Task to complete: Locate the word "Alam" in the entries below, then gather every line that holds it.
■ ■ ■ ■ ■
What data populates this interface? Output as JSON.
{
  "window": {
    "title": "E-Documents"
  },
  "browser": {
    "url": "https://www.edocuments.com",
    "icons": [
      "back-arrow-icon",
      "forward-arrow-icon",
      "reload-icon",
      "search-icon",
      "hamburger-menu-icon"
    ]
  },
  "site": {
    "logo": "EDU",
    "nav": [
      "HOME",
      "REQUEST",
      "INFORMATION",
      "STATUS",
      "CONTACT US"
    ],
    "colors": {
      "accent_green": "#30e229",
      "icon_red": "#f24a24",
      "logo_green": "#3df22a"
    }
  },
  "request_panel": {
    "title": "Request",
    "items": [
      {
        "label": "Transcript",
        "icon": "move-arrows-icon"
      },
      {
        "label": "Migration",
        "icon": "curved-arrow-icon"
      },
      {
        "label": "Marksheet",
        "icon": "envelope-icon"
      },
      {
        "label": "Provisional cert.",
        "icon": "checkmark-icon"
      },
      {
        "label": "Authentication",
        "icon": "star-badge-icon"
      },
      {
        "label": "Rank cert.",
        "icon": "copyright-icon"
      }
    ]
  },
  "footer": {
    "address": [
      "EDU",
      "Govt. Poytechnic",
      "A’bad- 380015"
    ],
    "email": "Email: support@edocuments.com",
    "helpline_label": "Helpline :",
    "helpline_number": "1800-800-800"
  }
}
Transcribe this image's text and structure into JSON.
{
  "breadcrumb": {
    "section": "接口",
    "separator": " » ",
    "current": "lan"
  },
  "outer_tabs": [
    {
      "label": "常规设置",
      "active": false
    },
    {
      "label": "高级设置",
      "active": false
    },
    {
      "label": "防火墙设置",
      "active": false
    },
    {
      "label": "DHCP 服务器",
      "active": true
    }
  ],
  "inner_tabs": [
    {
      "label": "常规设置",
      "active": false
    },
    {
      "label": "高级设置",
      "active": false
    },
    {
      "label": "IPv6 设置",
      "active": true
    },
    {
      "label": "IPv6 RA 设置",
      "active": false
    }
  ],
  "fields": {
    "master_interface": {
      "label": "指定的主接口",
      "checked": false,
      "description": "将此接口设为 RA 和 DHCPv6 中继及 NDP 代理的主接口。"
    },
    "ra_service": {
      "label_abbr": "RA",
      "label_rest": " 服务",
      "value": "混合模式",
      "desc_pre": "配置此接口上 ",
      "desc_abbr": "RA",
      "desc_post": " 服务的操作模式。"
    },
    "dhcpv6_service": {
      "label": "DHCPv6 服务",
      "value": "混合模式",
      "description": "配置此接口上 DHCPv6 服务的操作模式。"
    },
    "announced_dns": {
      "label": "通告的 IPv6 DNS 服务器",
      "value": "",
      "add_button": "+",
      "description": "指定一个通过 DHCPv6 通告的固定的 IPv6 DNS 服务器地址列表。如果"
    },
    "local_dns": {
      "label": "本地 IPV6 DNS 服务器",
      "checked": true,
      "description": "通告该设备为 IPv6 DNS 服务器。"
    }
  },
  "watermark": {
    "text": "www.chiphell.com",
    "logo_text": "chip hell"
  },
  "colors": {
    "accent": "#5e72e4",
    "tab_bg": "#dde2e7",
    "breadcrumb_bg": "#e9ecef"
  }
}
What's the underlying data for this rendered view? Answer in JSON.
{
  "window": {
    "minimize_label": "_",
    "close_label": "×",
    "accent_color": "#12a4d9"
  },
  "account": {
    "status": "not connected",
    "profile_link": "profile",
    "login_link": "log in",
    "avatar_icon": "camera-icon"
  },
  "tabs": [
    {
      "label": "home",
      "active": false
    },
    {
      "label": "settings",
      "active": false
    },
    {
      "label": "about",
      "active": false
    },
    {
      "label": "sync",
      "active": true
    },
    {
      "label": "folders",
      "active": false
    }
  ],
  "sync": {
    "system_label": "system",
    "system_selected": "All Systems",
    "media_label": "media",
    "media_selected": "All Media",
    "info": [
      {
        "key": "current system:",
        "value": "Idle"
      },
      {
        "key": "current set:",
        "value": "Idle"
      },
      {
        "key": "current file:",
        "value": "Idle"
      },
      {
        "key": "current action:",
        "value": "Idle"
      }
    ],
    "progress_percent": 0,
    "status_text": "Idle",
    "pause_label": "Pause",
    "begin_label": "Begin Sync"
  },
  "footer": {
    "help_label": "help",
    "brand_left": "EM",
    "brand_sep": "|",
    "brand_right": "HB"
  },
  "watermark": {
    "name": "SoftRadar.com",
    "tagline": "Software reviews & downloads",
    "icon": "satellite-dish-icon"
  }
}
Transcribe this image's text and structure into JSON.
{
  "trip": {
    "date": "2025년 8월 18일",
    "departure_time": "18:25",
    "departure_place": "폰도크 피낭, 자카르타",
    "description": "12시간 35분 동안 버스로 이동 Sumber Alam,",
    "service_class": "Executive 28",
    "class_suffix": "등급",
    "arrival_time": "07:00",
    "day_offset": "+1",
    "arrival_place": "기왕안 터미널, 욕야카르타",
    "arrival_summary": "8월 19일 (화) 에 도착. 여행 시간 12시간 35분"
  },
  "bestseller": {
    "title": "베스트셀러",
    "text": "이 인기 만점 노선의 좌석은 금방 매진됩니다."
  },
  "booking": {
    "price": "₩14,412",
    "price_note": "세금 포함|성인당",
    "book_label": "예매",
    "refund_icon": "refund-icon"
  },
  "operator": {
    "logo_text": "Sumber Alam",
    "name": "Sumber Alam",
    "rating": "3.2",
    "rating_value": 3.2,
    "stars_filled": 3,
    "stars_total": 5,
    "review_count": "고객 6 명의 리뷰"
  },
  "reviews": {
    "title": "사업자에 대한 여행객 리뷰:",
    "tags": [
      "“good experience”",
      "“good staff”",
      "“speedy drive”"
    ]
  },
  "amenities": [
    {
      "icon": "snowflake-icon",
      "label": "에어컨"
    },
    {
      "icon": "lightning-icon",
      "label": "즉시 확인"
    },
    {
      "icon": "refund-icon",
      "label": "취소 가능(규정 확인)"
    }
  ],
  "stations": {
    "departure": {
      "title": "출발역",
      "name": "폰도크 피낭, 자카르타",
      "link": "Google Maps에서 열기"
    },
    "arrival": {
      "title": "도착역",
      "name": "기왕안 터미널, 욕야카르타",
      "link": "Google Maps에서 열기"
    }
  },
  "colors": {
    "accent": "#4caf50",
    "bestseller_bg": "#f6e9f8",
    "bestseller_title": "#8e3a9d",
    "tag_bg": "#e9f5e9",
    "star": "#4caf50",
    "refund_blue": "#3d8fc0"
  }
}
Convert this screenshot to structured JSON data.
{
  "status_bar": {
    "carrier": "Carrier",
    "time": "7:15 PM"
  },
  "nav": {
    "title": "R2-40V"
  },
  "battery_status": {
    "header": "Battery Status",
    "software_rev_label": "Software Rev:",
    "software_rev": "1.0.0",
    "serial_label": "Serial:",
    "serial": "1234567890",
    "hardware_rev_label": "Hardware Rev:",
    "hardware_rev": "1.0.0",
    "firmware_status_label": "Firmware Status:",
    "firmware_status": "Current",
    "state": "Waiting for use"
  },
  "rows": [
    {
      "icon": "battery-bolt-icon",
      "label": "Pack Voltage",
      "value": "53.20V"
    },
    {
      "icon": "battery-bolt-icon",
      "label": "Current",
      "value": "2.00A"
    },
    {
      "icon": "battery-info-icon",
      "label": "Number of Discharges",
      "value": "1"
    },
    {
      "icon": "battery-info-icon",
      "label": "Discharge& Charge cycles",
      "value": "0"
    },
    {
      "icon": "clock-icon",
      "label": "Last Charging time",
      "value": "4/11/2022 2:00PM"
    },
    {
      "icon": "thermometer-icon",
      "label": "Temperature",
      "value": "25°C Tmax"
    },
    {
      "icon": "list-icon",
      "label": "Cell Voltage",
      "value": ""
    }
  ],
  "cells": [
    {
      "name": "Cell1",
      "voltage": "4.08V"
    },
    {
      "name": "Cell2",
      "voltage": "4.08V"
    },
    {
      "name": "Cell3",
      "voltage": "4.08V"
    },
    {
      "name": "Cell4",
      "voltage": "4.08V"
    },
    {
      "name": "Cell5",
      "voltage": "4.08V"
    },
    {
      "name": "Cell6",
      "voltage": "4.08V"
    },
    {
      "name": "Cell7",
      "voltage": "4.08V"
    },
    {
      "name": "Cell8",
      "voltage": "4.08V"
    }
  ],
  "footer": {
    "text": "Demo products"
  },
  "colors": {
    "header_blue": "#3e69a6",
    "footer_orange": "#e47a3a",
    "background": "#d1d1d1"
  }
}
■ ■ ■ ■ ■
Task solution:
    "description": "12시간 35분 동안 버스로 이동 Sumber Alam,",
    "logo_text": "Sumber Alam",
    "name": "Sumber Alam",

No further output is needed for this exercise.